• [INSTRUCTION]: Keep every line where the word "value" appears; drop the rest.

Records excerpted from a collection
--- Begin ---
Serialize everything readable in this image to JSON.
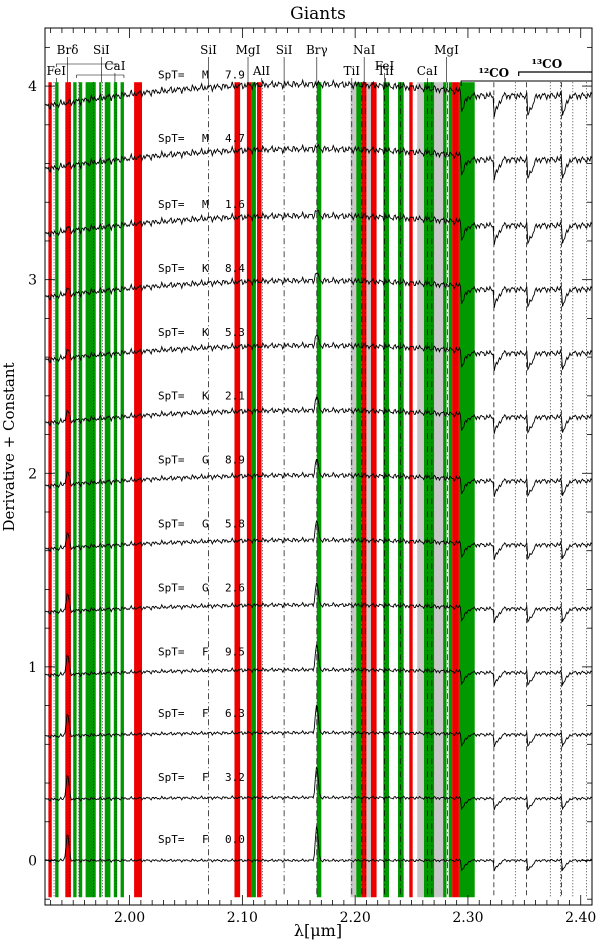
{
  "chart_data": {
    "type": "line",
    "title": "Giants",
    "xlabel": "λ[μm]",
    "ylabel": "Derivative + Constant",
    "xlim": [
      1.925,
      2.41
    ],
    "ylim": [
      -0.23,
      4.3
    ],
    "x_ticks": [
      {
        "value": 2.0,
        "label": "2.00"
      },
      {
        "value": 2.1,
        "label": "2.10"
      },
      {
        "value": 2.2,
        "label": "2.20"
      },
      {
        "value": 2.3,
        "label": "2.30"
      },
      {
        "value": 2.4,
        "label": "2.40"
      }
    ],
    "y_ticks": [
      {
        "value": 0,
        "label": "0"
      },
      {
        "value": 1,
        "label": "1"
      },
      {
        "value": 2,
        "label": "2"
      },
      {
        "value": 3,
        "label": "3"
      },
      {
        "value": 4,
        "label": "4"
      }
    ],
    "series": [
      {
        "spt_prefix": "SpT=",
        "class": "M",
        "subtype": "7.9",
        "offset": 3.95
      },
      {
        "spt_prefix": "SpT=",
        "class": "M",
        "subtype": "4.7",
        "offset": 3.62
      },
      {
        "spt_prefix": "SpT=",
        "class": "M",
        "subtype": "1.6",
        "offset": 3.28
      },
      {
        "spt_prefix": "SpT=",
        "class": "K",
        "subtype": "8.4",
        "offset": 2.95
      },
      {
        "spt_prefix": "SpT=",
        "class": "K",
        "subtype": "5.3",
        "offset": 2.62
      },
      {
        "spt_prefix": "SpT=",
        "class": "K",
        "subtype": "2.1",
        "offset": 2.29
      },
      {
        "spt_prefix": "SpT=",
        "class": "G",
        "subtype": "8.9",
        "offset": 1.96
      },
      {
        "spt_prefix": "SpT=",
        "class": "G",
        "subtype": "5.8",
        "offset": 1.63
      },
      {
        "spt_prefix": "SpT=",
        "class": "G",
        "subtype": "2.6",
        "offset": 1.3
      },
      {
        "spt_prefix": "SpT=",
        "class": "F",
        "subtype": "9.5",
        "offset": 0.97
      },
      {
        "spt_prefix": "SpT=",
        "class": "F",
        "subtype": "6.3",
        "offset": 0.65
      },
      {
        "spt_prefix": "SpT=",
        "class": "F",
        "subtype": "3.2",
        "offset": 0.32
      },
      {
        "spt_prefix": "SpT=",
        "class": "F",
        "subtype": "0.0",
        "offset": 0.0
      }
    ],
    "red_bands": [
      [
        1.928,
        1.931
      ],
      [
        1.943,
        1.948
      ],
      [
        2.004,
        2.011
      ],
      [
        2.093,
        2.098
      ],
      [
        2.104,
        2.108
      ],
      [
        2.113,
        2.117
      ],
      [
        2.206,
        2.21
      ],
      [
        2.214,
        2.219
      ],
      [
        2.248,
        2.251
      ],
      [
        2.286,
        2.292
      ]
    ],
    "green_bands": [
      [
        1.934,
        1.937
      ],
      [
        1.95,
        1.953
      ],
      [
        1.955,
        1.958
      ],
      [
        1.961,
        1.97
      ],
      [
        1.973,
        1.975
      ],
      [
        1.978,
        1.983
      ],
      [
        1.986,
        1.989
      ],
      [
        1.992,
        1.995
      ],
      [
        2.108,
        2.112
      ],
      [
        2.166,
        2.17
      ],
      [
        2.201,
        2.206
      ],
      [
        2.225,
        2.23
      ],
      [
        2.238,
        2.243
      ],
      [
        2.261,
        2.27
      ],
      [
        2.278,
        2.281
      ],
      [
        2.283,
        2.286
      ],
      [
        2.292,
        2.306
      ]
    ],
    "gray_bands": [
      [
        2.196,
        2.201
      ],
      [
        2.21,
        2.214
      ],
      [
        2.255,
        2.261
      ],
      [
        2.27,
        2.278
      ]
    ],
    "line_labels": [
      {
        "text": "FeI",
        "x": 1.935,
        "row": 3
      },
      {
        "text": "Brδ",
        "x": 1.945,
        "row": 1
      },
      {
        "text": "SiI",
        "x": 1.975,
        "row": 1
      },
      {
        "text": "CaI",
        "x": 1.987,
        "row": 2
      },
      {
        "text": "SiI",
        "x": 2.07,
        "row": 1
      },
      {
        "text": "MgI",
        "x": 2.105,
        "row": 1
      },
      {
        "text": "AlI",
        "x": 2.117,
        "row": 3
      },
      {
        "text": "SiI",
        "x": 2.137,
        "row": 1
      },
      {
        "text": "Brγ",
        "x": 2.166,
        "row": 1
      },
      {
        "text": "NaI",
        "x": 2.208,
        "row": 1
      },
      {
        "text": "TiI",
        "x": 2.197,
        "row": 3
      },
      {
        "text": "FeI",
        "x": 2.226,
        "row": 2
      },
      {
        "text": "TiI",
        "x": 2.227,
        "row": 3
      },
      {
        "text": "CaI",
        "x": 2.264,
        "row": 3
      },
      {
        "text": "MgI",
        "x": 2.281,
        "row": 1
      }
    ],
    "co12_label": "¹²CO",
    "co13_label": "¹³CO",
    "dashdot_lines": [
      2.07,
      2.137,
      2.166,
      2.197,
      2.206,
      2.209,
      2.226,
      2.24,
      2.264,
      2.268,
      2.282
    ],
    "dotted_lines": [
      1.933,
      1.947,
      1.955,
      1.968,
      1.976,
      1.988,
      2.118,
      2.342,
      2.373,
      2.382,
      2.393,
      2.405
    ],
    "dash_lines": [
      2.323,
      2.352,
      2.383,
      2.414
    ],
    "grid": false,
    "legend": "none"
  }
}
--- End ---
• [ANSWER TO THIS EXERCISE]:
        "value": 2.0,
        "value": 2.1,
        "value": 2.2,
        "value": 2.3,
        "value": 2.4,
        "value": 0,
        "value": 1,
        "value": 2,
        "value": 3,
        "value": 4,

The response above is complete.